Some records:
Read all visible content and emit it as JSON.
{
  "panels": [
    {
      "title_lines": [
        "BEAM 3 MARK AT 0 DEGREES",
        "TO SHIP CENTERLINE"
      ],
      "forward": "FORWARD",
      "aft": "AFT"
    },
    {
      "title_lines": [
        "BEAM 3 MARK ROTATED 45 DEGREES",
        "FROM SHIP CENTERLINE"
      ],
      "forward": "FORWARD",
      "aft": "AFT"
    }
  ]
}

-- Challenge --
Extract the complete set of records unchanged.

-- Exercise answer --
Read all visible content and emit it as JSON.
{
  "panels": [
    {
      "title_lines": [
        "BEAM 3 MARK AT 0 DEGREES",
        "TO SHIP CENTERLINE"
      ],
      "forward": "FORWARD",
      "aft": "AFT"
    },
    {
      "title_lines": [
        "BEAM 3 MARK ROTATED 45 DEGREES",
        "FROM SHIP CENTERLINE"
      ],
      "forward": "FORWARD",
      "aft": "AFT"
    }
  ]
}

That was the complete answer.